SET EXERCISE | Copy each line that has the string "damp" somewhere in it.
** Start of INPUT RECORDS **
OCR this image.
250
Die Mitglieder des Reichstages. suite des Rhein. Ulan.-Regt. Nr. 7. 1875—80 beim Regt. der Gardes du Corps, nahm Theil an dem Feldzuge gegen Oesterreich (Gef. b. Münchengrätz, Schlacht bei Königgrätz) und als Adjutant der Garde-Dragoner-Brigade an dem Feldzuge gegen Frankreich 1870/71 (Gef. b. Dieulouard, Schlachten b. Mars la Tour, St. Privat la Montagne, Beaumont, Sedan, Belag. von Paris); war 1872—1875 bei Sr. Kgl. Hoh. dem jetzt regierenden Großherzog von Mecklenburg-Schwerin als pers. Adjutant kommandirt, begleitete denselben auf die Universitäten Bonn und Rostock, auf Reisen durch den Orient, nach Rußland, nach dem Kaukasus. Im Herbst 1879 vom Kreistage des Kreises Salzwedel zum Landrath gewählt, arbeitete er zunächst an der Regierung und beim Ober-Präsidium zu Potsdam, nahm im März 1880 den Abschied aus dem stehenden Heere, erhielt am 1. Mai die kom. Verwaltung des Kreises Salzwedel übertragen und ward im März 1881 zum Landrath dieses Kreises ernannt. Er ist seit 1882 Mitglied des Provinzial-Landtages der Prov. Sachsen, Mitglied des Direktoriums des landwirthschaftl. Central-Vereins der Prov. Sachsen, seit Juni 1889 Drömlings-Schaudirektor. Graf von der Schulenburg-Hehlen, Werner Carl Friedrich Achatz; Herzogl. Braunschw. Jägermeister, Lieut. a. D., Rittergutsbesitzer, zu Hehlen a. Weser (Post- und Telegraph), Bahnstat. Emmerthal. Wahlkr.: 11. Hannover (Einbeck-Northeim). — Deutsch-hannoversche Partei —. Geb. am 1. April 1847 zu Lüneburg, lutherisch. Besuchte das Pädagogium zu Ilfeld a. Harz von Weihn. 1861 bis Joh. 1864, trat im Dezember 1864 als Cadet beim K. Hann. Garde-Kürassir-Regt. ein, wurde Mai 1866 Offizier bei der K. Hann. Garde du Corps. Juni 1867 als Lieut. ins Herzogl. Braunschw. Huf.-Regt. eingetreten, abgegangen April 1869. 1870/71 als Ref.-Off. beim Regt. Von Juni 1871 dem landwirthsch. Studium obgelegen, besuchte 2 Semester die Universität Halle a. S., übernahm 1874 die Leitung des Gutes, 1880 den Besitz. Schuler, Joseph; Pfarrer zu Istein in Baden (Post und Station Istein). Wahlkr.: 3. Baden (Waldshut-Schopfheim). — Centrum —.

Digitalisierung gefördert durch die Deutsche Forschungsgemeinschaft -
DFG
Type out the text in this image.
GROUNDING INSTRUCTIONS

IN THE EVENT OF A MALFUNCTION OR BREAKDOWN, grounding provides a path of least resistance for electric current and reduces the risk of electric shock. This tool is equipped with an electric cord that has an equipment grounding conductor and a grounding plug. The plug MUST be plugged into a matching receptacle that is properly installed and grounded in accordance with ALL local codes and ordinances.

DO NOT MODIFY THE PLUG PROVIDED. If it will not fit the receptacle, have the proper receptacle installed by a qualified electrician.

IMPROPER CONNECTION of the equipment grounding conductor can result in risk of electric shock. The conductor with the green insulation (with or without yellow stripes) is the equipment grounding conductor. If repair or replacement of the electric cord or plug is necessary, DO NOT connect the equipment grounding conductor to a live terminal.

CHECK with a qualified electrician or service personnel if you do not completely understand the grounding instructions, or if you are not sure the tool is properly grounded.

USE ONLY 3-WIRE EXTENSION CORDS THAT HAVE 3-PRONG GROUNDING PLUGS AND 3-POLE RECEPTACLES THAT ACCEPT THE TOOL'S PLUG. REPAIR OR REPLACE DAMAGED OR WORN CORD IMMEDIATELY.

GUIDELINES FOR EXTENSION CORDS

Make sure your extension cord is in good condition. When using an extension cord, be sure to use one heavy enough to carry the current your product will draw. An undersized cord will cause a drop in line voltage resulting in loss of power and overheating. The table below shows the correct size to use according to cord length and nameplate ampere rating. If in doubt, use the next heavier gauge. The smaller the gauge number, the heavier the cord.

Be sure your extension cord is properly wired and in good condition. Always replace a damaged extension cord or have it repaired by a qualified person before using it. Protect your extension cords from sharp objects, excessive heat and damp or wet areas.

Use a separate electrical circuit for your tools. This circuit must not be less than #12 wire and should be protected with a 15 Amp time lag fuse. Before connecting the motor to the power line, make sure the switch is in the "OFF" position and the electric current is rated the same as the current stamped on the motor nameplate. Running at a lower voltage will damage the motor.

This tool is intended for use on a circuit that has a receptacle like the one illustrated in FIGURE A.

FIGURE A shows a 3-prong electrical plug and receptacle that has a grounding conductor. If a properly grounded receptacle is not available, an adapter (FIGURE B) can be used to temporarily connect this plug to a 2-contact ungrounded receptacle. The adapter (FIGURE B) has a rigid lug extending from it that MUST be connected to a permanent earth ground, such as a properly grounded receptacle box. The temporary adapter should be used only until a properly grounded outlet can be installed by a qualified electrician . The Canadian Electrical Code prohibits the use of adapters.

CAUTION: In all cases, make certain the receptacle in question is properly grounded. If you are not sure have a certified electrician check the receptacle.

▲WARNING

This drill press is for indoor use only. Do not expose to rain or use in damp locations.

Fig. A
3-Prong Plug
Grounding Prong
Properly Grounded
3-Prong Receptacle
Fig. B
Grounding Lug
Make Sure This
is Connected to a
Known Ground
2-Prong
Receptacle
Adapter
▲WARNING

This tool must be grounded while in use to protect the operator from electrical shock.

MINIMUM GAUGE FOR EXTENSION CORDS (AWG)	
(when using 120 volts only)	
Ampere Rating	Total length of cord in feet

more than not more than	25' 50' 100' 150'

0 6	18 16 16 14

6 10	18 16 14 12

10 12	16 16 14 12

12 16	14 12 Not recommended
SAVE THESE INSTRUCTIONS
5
** End of INPUT RECORDS **
THE ANSWER |
Be sure your extension cord is properly wired and in good condition. Always replace a damaged extension cord or have it repaired by a qualified person before using it. Protect your extension cords from sharp objects, excessive heat and damp or wet areas.
This drill press is for indoor use only. Do not expose to rain or use in damp locations.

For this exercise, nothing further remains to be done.